To be done: Set every record down verbatim and omit the pictures.

Stored data:
*****

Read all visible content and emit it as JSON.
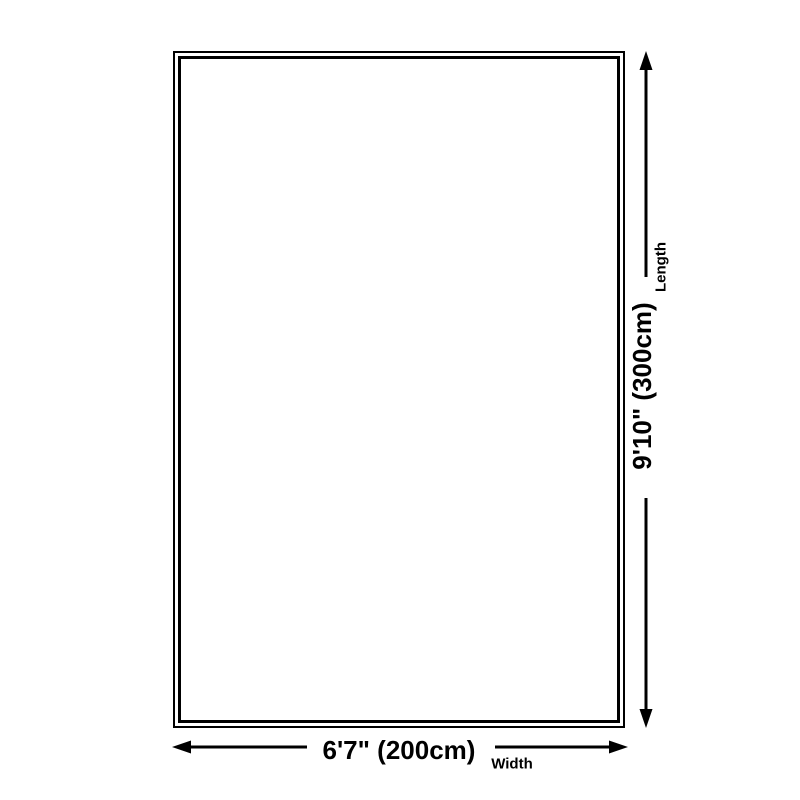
{
  "diagram": {
    "length": {
      "value": "9'10\" (300cm)",
      "label": "Length"
    },
    "width": {
      "value": "6'7\" (200cm)",
      "label": "Width"
    },
    "colors": {
      "line": "#000000",
      "background": "#ffffff"
    }
  }
}
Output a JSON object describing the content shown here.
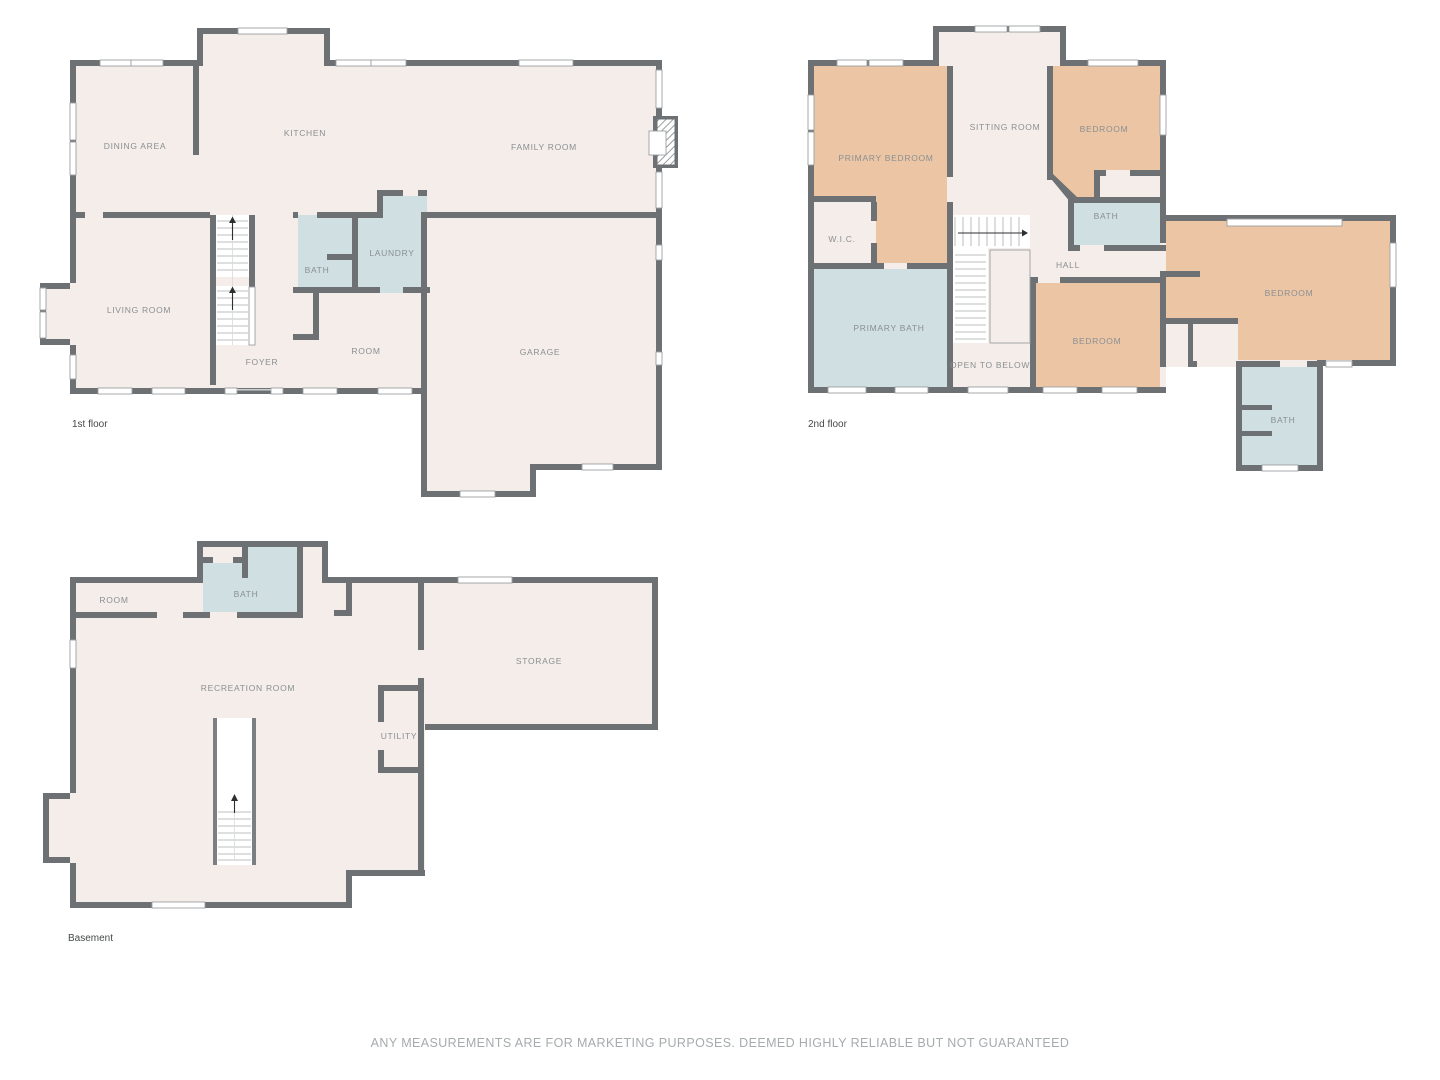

*****

Exercise response:
Read all visible content and emit it as JSON.
{
  "diagram": {
    "length": {
      "value": "9'10\" (300cm)",
      "label": "Length"
    },
    "width": {
      "value": "6'7\" (200cm)",
      "label": "Width"
    },
    "colors": {
      "line": "#000000",
      "background": "#ffffff"
    }
  }
}
Output a JSON object describing the content shown here.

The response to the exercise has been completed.